[Dataset entries]

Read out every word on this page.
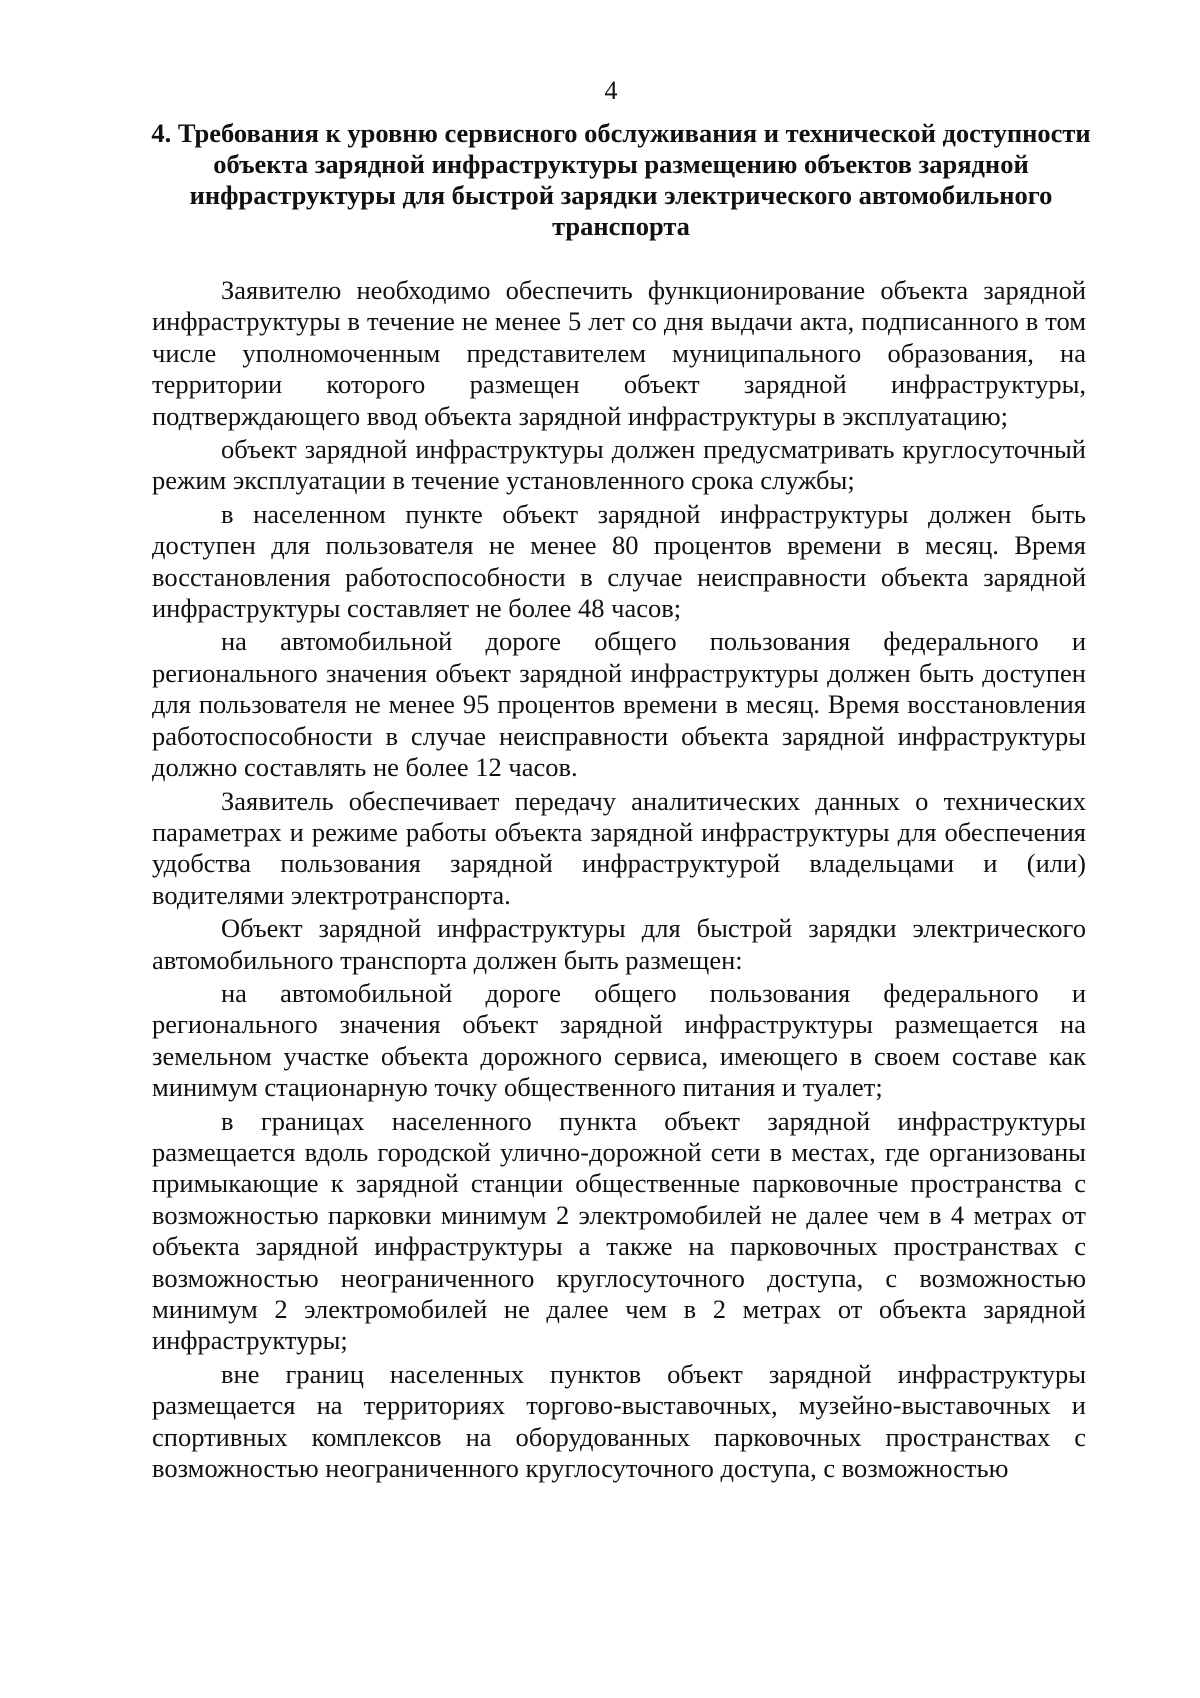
4
4. Требования к уровню сервисного обслуживания и технической доступности объекта зарядной инфраструктуры размещению объектов зарядной инфраструктуры для быстрой зарядки электрического автомобильного транспорта

Заявителю необходимо обеспечить функционирование объекта зарядной инфраструктуры в течение не менее 5 лет со дня выдачи акта, подписанного в том числе уполномоченным представителем муниципального образования, на территории которого размещен объект зарядной инфраструктуры, подтверждающего ввод объекта зарядной инфраструктуры в эксплуатацию;

объект зарядной инфраструктуры должен предусматривать круглосуточный режим эксплуатации в течение установленного срока службы;

в населенном пункте объект зарядной инфраструктуры должен быть доступен для пользователя не менее 80 процентов времени в месяц. Время восстановления работоспособности в случае неисправности объекта зарядной инфраструктуры составляет не более 48 часов;

на автомобильной дороге общего пользования федерального и регионального значения объект зарядной инфраструктуры должен быть доступен для пользователя не менее 95 процентов времени в месяц. Время восстановления работоспособности в случае неисправности объекта зарядной инфраструктуры должно составлять не более 12 часов.

Заявитель обеспечивает передачу аналитических данных о технических параметрах и режиме работы объекта зарядной инфраструктуры для обеспечения удобства пользования зарядной инфраструктурой владельцами и (или) водителями электротранспорта.

Объект зарядной инфраструктуры для быстрой зарядки электрического автомобильного транспорта должен быть размещен:

на автомобильной дороге общего пользования федерального и регионального значения объект зарядной инфраструктуры размещается на земельном участке объекта дорожного сервиса, имеющего в своем составе как минимум стационарную точку общественного питания и туалет;

в границах населенного пункта объект зарядной инфраструктуры размещается вдоль городской улично-дорожной сети в местах, где организованы примыкающие к зарядной станции общественные парковочные пространства с возможностью парковки минимум 2 электромобилей не далее чем в 4 метрах от объекта зарядной инфраструктуры а также на парковочных пространствах с возможностью неограниченного круглосуточного доступа, с возможностью минимум 2 электромобилей не далее чем в 2 метрах от объекта зарядной инфраструктуры;

вне границ населенных пунктов объект зарядной инфраструктуры размещается на территориях торгово-выставочных, музейно-выставочных и спортивных комплексов на оборудованных парковочных пространствах с возможностью неограниченного круглосуточного доступа, с возможностью
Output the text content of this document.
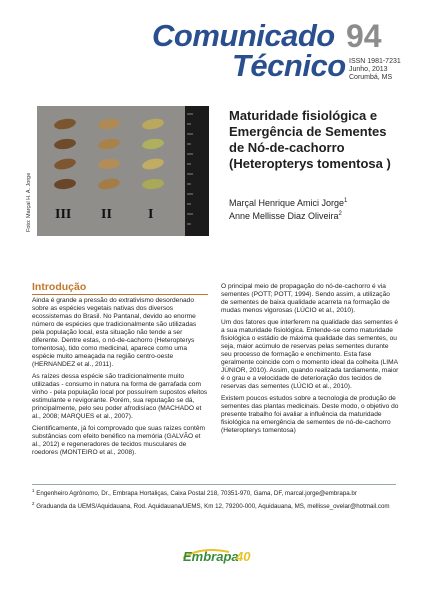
Comunicado
Técnico
94
ISSN 1981-7231
Junho, 2013
Corumbá, MS
Foto: Marçal H. A. Jorge III II	I
Maturidade fisiológica e
Emergência de Sementes
de Nó-de-cachorro
(Heteropterys tomentosa )
Marçal Henrique Amici Jorge$^1$
Anne Mellisse Diaz Oliveira$^2$
Introdução

Ainda é grande a pressão do extrativismo desordenado sobre as espécies vegetais nativas dos diversos ecossistemas do Brasil. No Pantanal, devido ao enorme número de espécies que tradicionalmente são utilizadas pela população local, esta situação não tende a ser diferente. Dentre estas, o nó-de-cachorro (Heteropterys tomentosa), tido como medicinal, aparece como uma espécie muito ameaçada na região centro-oeste (HERNANDEZ et al., 2011).

As raízes dessa espécie são tradicionalmente muito utilizadas - consumo in natura na forma de garrafada com vinho - pela população local por possuírem supostos efeitos estimulante e revigorante. Porém, sua reputação se dá, principalmente, pelo seu poder afrodisíaco (MACHADO et al., 2008; MARQUES et al., 2007).

Cientificamente, já foi comprovado que suas raízes contêm substâncias com efeito benéfico na memória (GALVÃO et al., 2012) e regeneradores de tecidos musculares de roedores (MONTEIRO et al., 2008).

O principal meio de propagação do nó-de-cachorro é via sementes (POTT; POTT, 1994). Sendo assim, a utilização de sementes de baixa qualidade acarreta na formação de mudas menos vigorosas (LÚCIO et al., 2010).

Um dos fatores que interferem na qualidade das sementes é a sua maturidade fisiológica. Entende-se como maturidade fisiológica o estádio de máxima qualidade das sementes, ou seja, maior acúmulo de reservas pelas sementes durante seu processo de formação e enchimento. Esta fase geralmente coincide com o momento ideal da colheita (LIMA JÚNIOR, 2010). Assim, quando realizada tardiamente, maior é o grau e a velocidade de deterioração dos tecidos de reservas das sementes (LÚCIO et al., 2010).

Existem poucos estudos sobre a tecnologia de produção de sementes das plantas medicinais. Deste modo, o objetivo do presente trabalho foi avaliar a influência da maturidade fisiológica na emergência de sementes de nó-de-cachorro (Heteropterys tomentosa)

$^1$ Engenheiro Agrônomo, Dr., Embrapa Hortaliças, Caixa Postal 218, 70351-970, Gama, DF, marcal.jorge@embrapa.br

$^2$ Graduanda da UEMS/Aquidauana, Rod. Aquidauana/UEMS, Km 12, 79200-000, Aquidauana, MS, mellisse_ovelar@hotmail.com

Embrapa
40
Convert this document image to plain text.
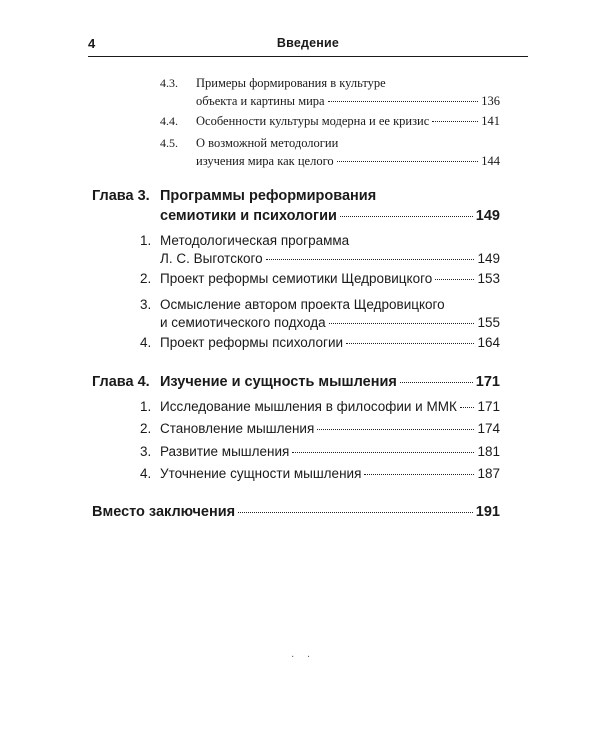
4	Введение
4.3. Примеры формирования в культуре
объекта и картины мира	136
4.4. Особенности культуры модерна и ее кризис	141
4.5. О возможной методологии
изучения мира как целого	144
Глава 3. Программы реформирования
семиотики и психологии	149
1. Методологическая программа
Л. С. Выготского	149
2. Проект реформы семиотики Щедровицкого	153
3. Осмысление автором проекта Щедровицкого
и семиотического подхода	155
4. Проект реформы психологии	164
Глава 4. Изучение и сущность мышления	171
1. Исследование мышления в философии и ММК 171
2. Становление мышления	174
3. Развитие мышления	181
4. Уточнение сущности мышления	187
Вместо заключения	191
· ·
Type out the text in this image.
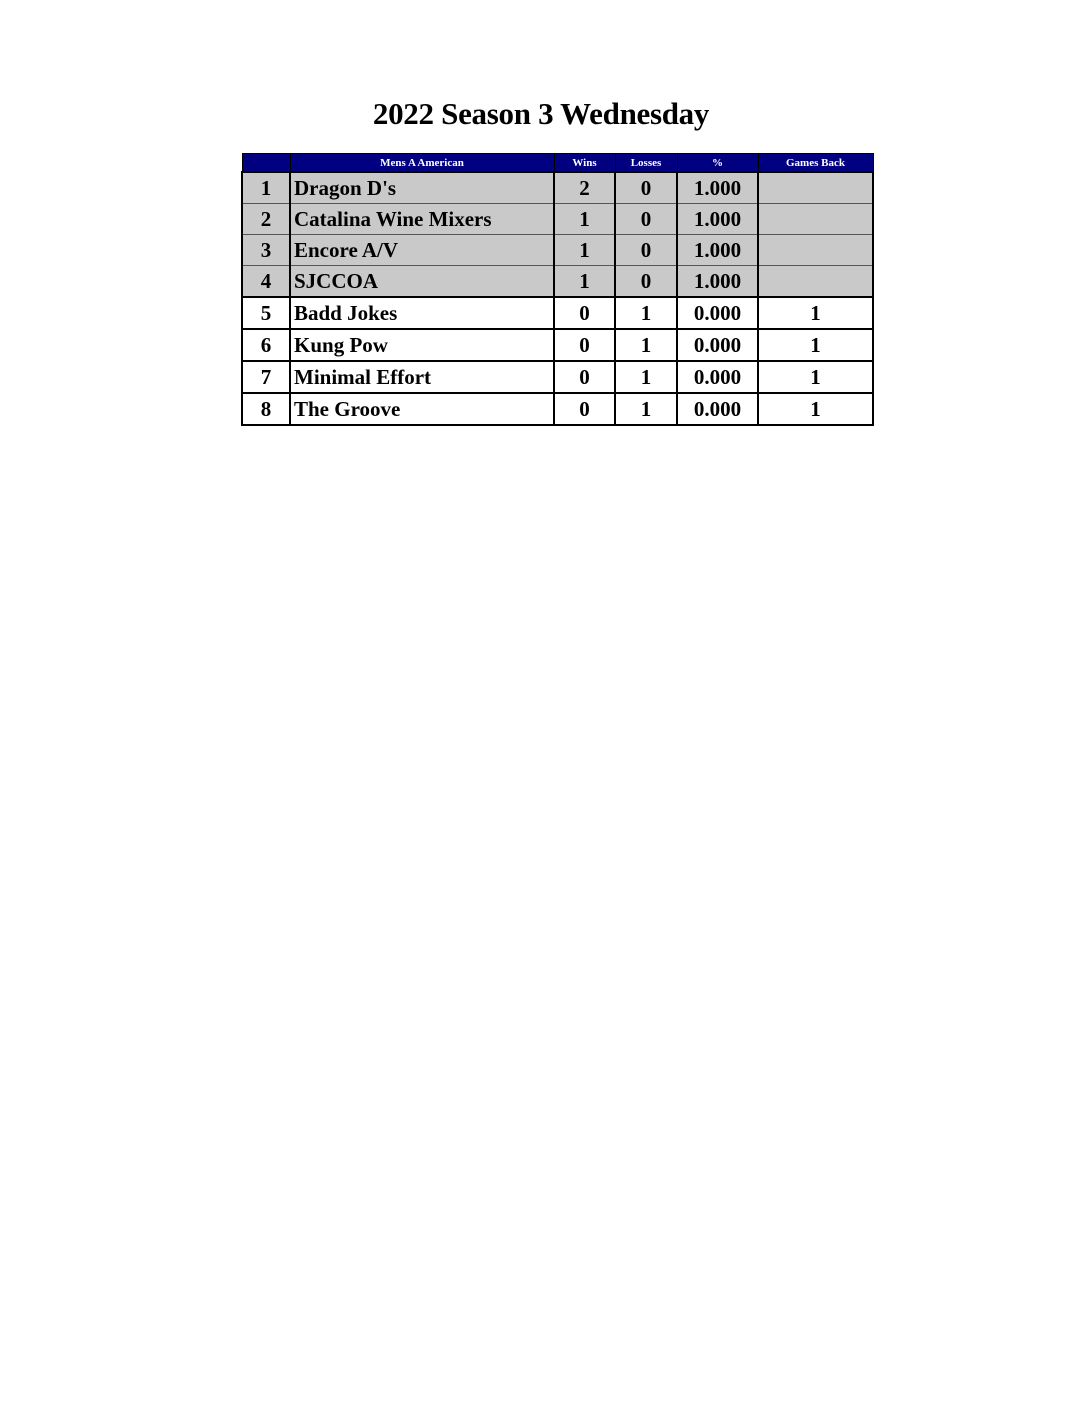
2022 Season 3 Wednesday
	Mens A American	Wins	Losses	%	Games Back
1	Dragon D's	2	0	1.000	
2	Catalina Wine Mixers	1	0	1.000	
3	Encore A/V	1	0	1.000	
4	SJCCOA	1	0	1.000	
5	Badd Jokes	0	1	0.000	1
6	Kung Pow	0	1	0.000	1
7	Minimal Effort	0	1	0.000	1
8	The Groove	0	1	0.000	1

PROBLEM TO WORK ON
Your copy of the data above should match it exactly, except that pictures are left out.

EXERCISE ANSWER
Read out every word on this page.
4
4. Требования к уровню сервисного обслуживания и технической доступности объекта зарядной инфраструктуры размещению объектов зарядной инфраструктуры для быстрой зарядки электрического автомобильного транспорта

Заявителю необходимо обеспечить функционирование объекта зарядной инфраструктуры в течение не менее 5 лет со дня выдачи акта, подписанного в том числе уполномоченным представителем муниципального образования, на территории которого размещен объект зарядной инфраструктуры, подтверждающего ввод объекта зарядной инфраструктуры в эксплуатацию;

объект зарядной инфраструктуры должен предусматривать круглосуточный режим эксплуатации в течение установленного срока службы;

в населенном пункте объект зарядной инфраструктуры должен быть доступен для пользователя не менее 80 процентов времени в месяц. Время восстановления работоспособности в случае неисправности объекта зарядной инфраструктуры составляет не более 48 часов;

на автомобильной дороге общего пользования федерального и регионального значения объект зарядной инфраструктуры должен быть доступен для пользователя не менее 95 процентов времени в месяц. Время восстановления работоспособности в случае неисправности объекта зарядной инфраструктуры должно составлять не более 12 часов.

Заявитель обеспечивает передачу аналитических данных о технических параметрах и режиме работы объекта зарядной инфраструктуры для обеспечения удобства пользования зарядной инфраструктурой владельцами и (или) водителями электротранспорта.

Объект зарядной инфраструктуры для быстрой зарядки электрического автомобильного транспорта должен быть размещен:

на автомобильной дороге общего пользования федерального и регионального значения объект зарядной инфраструктуры размещается на земельном участке объекта дорожного сервиса, имеющего в своем составе как минимум стационарную точку общественного питания и туалет;

в границах населенного пункта объект зарядной инфраструктуры размещается вдоль городской улично-дорожной сети в местах, где организованы примыкающие к зарядной станции общественные парковочные пространства с возможностью парковки минимум 2 электромобилей не далее чем в 4 метрах от объекта зарядной инфраструктуры а также на парковочных пространствах с возможностью неограниченного круглосуточного доступа, с возможностью минимум 2 электромобилей не далее чем в 2 метрах от объекта зарядной инфраструктуры;

вне границ населенных пунктов объект зарядной инфраструктуры размещается на территориях торгово-выставочных, музейно-выставочных и спортивных комплексов на оборудованных парковочных пространствах с возможностью неограниченного круглосуточного доступа, с возможностью
Output the text content of this document.
Comunicado
Técnico
94
ISSN 1981-7231
Junho, 2013
Corumbá, MS
Foto: Marçal H. A. Jorge III II	I
Maturidade fisiológica e
Emergência de Sementes
de Nó-de-cachorro
(Heteropterys tomentosa )
Marçal Henrique Amici Jorge$^1$
Anne Mellisse Diaz Oliveira$^2$
Introdução

Ainda é grande a pressão do extrativismo desordenado sobre as espécies vegetais nativas dos diversos ecossistemas do Brasil. No Pantanal, devido ao enorme número de espécies que tradicionalmente são utilizadas pela população local, esta situação não tende a ser diferente. Dentre estas, o nó-de-cachorro (Heteropterys tomentosa), tido como medicinal, aparece como uma espécie muito ameaçada na região centro-oeste (HERNANDEZ et al., 2011).

As raízes dessa espécie são tradicionalmente muito utilizadas - consumo in natura na forma de garrafada com vinho - pela população local por possuírem supostos efeitos estimulante e revigorante. Porém, sua reputação se dá, principalmente, pelo seu poder afrodisíaco (MACHADO et al., 2008; MARQUES et al., 2007).

Cientificamente, já foi comprovado que suas raízes contêm substâncias com efeito benéfico na memória (GALVÃO et al., 2012) e regeneradores de tecidos musculares de roedores (MONTEIRO et al., 2008).

O principal meio de propagação do nó-de-cachorro é via sementes (POTT; POTT, 1994). Sendo assim, a utilização de sementes de baixa qualidade acarreta na formação de mudas menos vigorosas (LÚCIO et al., 2010).

Um dos fatores que interferem na qualidade das sementes é a sua maturidade fisiológica. Entende-se como maturidade fisiológica o estádio de máxima qualidade das sementes, ou seja, maior acúmulo de reservas pelas sementes durante seu processo de formação e enchimento. Esta fase geralmente coincide com o momento ideal da colheita (LIMA JÚNIOR, 2010). Assim, quando realizada tardiamente, maior é o grau e a velocidade de deterioração dos tecidos de reservas das sementes (LÚCIO et al., 2010).

Existem poucos estudos sobre a tecnologia de produção de sementes das plantas medicinais. Deste modo, o objetivo do presente trabalho foi avaliar a influência da maturidade fisiológica na emergência de sementes de nó-de-cachorro (Heteropterys tomentosa)

$^1$ Engenheiro Agrônomo, Dr., Embrapa Hortaliças, Caixa Postal 218, 70351-970, Gama, DF, marcal.jorge@embrapa.br

$^2$ Graduanda da UEMS/Aquidauana, Rod. Aquidauana/UEMS, Km 12, 79200-000, Aquidauana, MS, mellisse_ovelar@hotmail.com

Embrapa
40
Convert this document image to plain text.
4	Введение
4.3. Примеры формирования в культуре
объекта и картины мира	136
4.4. Особенности культуры модерна и ее кризис	141
4.5. О возможной методологии
изучения мира как целого	144
Глава 3. Программы реформирования
семиотики и психологии	149
1. Методологическая программа
Л. С. Выготского	149
2. Проект реформы семиотики Щедровицкого	153
3. Осмысление автором проекта Щедровицкого
и семиотического подхода	155
4. Проект реформы психологии	164
Глава 4. Изучение и сущность мышления	171
1. Исследование мышления в философии и ММК 171
2. Становление мышления	174
3. Развитие мышления	181
4. Уточнение сущности мышления	187
Вместо заключения	191
· ·
Type out the text in this image.
2022 Season 3 Wednesday
	Mens A American	Wins	Losses	%	Games Back
1	Dragon D's	2	0	1.000	
2	Catalina Wine Mixers	1	0	1.000	
3	Encore A/V	1	0	1.000	
4	SJCCOA	1	0	1.000	
5	Badd Jokes	0	1	0.000	1
6	Kung Pow	0	1	0.000	1
7	Minimal Effort	0	1	0.000	1
8	The Groove	0	1	0.000	1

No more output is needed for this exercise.